**** WORKING DATA ****

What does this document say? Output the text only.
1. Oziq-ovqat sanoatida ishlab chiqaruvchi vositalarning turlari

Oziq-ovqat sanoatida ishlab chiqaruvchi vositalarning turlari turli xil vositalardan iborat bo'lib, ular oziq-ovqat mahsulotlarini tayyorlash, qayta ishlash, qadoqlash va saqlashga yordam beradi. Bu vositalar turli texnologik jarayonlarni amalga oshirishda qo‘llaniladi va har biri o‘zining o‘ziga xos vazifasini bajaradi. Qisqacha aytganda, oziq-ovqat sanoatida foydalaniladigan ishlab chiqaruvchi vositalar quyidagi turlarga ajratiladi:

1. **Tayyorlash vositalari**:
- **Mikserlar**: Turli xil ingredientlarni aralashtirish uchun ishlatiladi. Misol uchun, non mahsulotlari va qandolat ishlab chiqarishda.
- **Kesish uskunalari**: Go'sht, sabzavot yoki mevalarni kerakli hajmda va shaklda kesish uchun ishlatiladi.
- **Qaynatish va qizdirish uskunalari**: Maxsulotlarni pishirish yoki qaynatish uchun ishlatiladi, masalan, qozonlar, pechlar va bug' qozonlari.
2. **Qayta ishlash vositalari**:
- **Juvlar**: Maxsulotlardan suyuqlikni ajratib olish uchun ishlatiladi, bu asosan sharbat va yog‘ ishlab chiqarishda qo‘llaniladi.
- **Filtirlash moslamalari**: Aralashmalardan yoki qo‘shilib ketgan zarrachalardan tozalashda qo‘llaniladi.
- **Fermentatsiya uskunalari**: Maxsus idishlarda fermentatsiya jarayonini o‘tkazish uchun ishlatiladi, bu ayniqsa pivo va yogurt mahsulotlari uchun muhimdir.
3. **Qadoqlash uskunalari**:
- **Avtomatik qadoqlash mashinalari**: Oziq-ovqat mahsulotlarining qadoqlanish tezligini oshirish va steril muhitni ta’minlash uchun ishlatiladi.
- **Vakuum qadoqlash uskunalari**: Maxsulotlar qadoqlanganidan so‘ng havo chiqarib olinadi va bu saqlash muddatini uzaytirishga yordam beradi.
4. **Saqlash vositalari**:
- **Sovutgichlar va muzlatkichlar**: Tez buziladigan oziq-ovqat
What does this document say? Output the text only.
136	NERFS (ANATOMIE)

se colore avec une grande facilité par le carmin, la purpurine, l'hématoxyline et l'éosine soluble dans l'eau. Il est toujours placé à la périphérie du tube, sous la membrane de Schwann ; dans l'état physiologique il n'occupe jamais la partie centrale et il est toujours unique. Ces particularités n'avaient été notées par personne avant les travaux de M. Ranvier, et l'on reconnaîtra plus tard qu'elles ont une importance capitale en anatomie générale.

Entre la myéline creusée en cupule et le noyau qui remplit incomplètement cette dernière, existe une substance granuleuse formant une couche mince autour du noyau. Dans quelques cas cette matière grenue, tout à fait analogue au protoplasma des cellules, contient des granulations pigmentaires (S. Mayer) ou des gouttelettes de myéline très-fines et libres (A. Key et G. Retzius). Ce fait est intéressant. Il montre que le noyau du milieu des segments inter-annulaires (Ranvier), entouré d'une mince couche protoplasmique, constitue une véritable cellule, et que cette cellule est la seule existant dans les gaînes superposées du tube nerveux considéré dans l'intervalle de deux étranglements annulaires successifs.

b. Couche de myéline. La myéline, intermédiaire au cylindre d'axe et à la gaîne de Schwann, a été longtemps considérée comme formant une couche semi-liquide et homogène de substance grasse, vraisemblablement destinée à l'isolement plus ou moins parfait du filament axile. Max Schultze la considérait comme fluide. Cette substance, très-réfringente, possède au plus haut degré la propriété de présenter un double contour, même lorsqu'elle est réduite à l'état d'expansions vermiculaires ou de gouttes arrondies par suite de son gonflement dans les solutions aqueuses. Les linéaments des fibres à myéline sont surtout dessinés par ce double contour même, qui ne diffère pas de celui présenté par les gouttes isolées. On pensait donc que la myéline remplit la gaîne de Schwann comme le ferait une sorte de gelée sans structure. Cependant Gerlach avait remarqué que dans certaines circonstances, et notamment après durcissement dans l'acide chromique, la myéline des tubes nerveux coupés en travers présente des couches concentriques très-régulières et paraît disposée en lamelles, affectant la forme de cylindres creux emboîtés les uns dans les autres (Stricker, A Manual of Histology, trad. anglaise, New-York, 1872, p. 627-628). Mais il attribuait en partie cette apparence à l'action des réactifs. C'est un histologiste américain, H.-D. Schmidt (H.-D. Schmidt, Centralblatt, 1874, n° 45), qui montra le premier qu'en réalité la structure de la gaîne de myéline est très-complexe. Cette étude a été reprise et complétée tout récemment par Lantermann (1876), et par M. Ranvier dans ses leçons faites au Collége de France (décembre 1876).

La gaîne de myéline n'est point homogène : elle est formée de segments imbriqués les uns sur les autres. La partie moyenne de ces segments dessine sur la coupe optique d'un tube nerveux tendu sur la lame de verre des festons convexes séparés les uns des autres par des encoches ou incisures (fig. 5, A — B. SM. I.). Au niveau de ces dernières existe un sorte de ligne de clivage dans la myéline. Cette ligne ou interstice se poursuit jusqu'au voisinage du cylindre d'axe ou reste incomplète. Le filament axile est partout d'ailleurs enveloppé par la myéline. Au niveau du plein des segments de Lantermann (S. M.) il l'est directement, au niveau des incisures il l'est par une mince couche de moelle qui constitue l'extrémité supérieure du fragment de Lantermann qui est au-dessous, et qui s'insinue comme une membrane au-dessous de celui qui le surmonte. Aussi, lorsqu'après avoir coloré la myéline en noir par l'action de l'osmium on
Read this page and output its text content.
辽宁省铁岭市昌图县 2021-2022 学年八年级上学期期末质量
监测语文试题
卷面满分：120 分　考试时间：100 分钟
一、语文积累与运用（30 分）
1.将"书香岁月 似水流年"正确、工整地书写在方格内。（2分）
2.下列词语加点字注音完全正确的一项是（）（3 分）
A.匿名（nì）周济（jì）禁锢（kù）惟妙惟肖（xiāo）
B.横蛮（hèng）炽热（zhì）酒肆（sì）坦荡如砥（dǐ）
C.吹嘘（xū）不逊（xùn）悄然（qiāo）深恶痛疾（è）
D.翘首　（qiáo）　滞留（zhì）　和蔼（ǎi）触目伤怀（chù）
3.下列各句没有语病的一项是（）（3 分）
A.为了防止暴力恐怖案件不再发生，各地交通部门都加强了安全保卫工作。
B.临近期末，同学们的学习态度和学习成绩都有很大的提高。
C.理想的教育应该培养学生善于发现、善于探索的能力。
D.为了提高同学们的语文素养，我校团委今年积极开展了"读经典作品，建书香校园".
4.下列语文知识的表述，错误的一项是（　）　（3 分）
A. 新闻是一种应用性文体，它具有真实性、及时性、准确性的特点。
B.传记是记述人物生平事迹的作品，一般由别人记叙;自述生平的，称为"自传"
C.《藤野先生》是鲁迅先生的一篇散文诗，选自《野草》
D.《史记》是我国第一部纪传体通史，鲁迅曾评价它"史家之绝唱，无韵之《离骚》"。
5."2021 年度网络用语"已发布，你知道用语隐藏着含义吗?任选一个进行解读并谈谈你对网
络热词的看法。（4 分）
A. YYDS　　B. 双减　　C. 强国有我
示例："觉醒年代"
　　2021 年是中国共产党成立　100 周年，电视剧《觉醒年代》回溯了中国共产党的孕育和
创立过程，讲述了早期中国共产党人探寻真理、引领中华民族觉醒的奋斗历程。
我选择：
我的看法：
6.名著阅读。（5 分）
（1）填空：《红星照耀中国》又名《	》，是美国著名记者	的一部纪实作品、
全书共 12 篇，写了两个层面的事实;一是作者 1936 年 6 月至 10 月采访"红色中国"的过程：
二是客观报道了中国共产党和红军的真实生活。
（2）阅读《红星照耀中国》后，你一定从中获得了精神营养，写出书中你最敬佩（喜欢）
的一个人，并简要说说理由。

****

EXERCISE GOAL: Set down exactly what runs from the line with "Read this page and output its text content." to the last line of the data above, including both of those lines and no others.

COMPLETED TASK:
Read this page and output its text content.
辽宁省铁岭市昌图县 2021-2022 学年八年级上学期期末质量
监测语文试题
卷面满分：120 分　考试时间：100 分钟
一、语文积累与运用（30 分）
1.将"书香岁月 似水流年"正确、工整地书写在方格内。（2分）
2.下列词语加点字注音完全正确的一项是（）（3 分）
A.匿名（nì）周济（jì）禁锢（kù）惟妙惟肖（xiāo）
B.横蛮（hèng）炽热（zhì）酒肆（sì）坦荡如砥（dǐ）
C.吹嘘（xū）不逊（xùn）悄然（qiāo）深恶痛疾（è）
D.翘首　（qiáo）　滞留（zhì）　和蔼（ǎi）触目伤怀（chù）
3.下列各句没有语病的一项是（）（3 分）
A.为了防止暴力恐怖案件不再发生，各地交通部门都加强了安全保卫工作。
B.临近期末，同学们的学习态度和学习成绩都有很大的提高。
C.理想的教育应该培养学生善于发现、善于探索的能力。
D.为了提高同学们的语文素养，我校团委今年积极开展了"读经典作品，建书香校园".
4.下列语文知识的表述，错误的一项是（　）　（3 分）
A. 新闻是一种应用性文体，它具有真实性、及时性、准确性的特点。
B.传记是记述人物生平事迹的作品，一般由别人记叙;自述生平的，称为"自传"
C.《藤野先生》是鲁迅先生的一篇散文诗，选自《野草》
D.《史记》是我国第一部纪传体通史，鲁迅曾评价它"史家之绝唱，无韵之《离骚》"。
5."2021 年度网络用语"已发布，你知道用语隐藏着含义吗?任选一个进行解读并谈谈你对网
络热词的看法。（4 分）
A. YYDS　　B. 双减　　C. 强国有我
示例："觉醒年代"
　　2021 年是中国共产党成立　100 周年，电视剧《觉醒年代》回溯了中国共产党的孕育和
创立过程，讲述了早期中国共产党人探寻真理、引领中华民族觉醒的奋斗历程。
我选择：
我的看法：
6.名著阅读。（5 分）
（1）填空：《红星照耀中国》又名《	》，是美国著名记者	的一部纪实作品、
全书共 12 篇，写了两个层面的事实;一是作者 1936 年 6 月至 10 月采访"红色中国"的过程：
二是客观报道了中国共产党和红军的真实生活。
（2）阅读《红星照耀中国》后，你一定从中获得了精神营养，写出书中你最敬佩（喜欢）
的一个人，并简要说说理由。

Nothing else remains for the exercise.